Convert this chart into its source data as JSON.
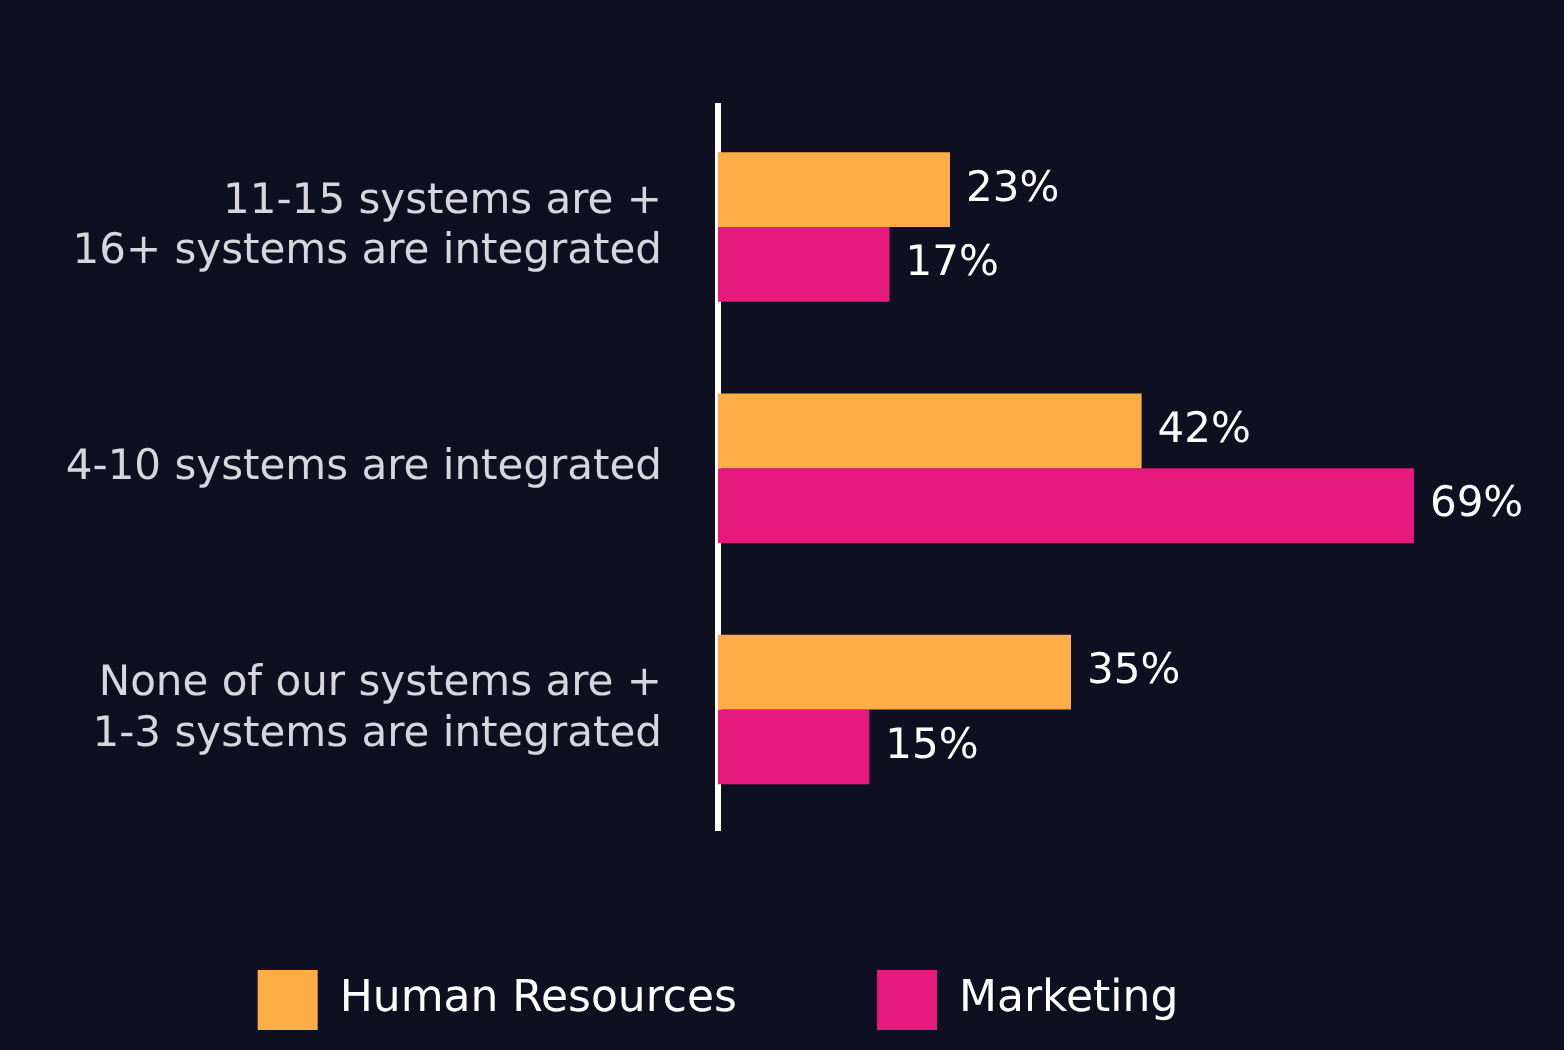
{
  "chart_data": {
    "type": "bar",
    "orientation": "horizontal",
    "legend": "bottom",
    "tick_labels": "y",
    "categories": [
      "11-15 systems are +\n16+ systems are integrated",
      "4-10 systems are integrated",
      "None of our systems are +\n1-3 systems are integrated"
    ],
    "series": [
      {
        "name": "Human Resources",
        "color": "#ffad47",
        "values": [
          23,
          42,
          35
        ],
        "value_labels": [
          "23%",
          "42%",
          "35%"
        ]
      },
      {
        "name": "Marketing",
        "color": "#e6197f",
        "values": [
          17,
          69,
          15
        ],
        "value_labels": [
          "17%",
          "69%",
          "15%"
        ]
      }
    ]
  }
}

◆ **EXERCISE GOAL**:
Transcribe the listing in full and omit the pictures.

◆ **SOLUTION FOR THIS PROBLEM**:
Convert this chart into its source data as JSON.
{
  "chart_data": {
    "type": "bar",
    "orientation": "horizontal",
    "legend": "bottom",
    "tick_labels": "y",
    "categories": [
      "11-15 systems are +\n16+ systems are integrated",
      "4-10 systems are integrated",
      "None of our systems are +\n1-3 systems are integrated"
    ],
    "series": [
      {
        "name": "Human Resources",
        "color": "#ffad47",
        "values": [
          23,
          42,
          35
        ],
        "value_labels": [
          "23%",
          "42%",
          "35%"
        ]
      },
      {
        "name": "Marketing",
        "color": "#e6197f",
        "values": [
          17,
          69,
          15
        ],
        "value_labels": [
          "17%",
          "69%",
          "15%"
        ]
      }
    ]
  }
}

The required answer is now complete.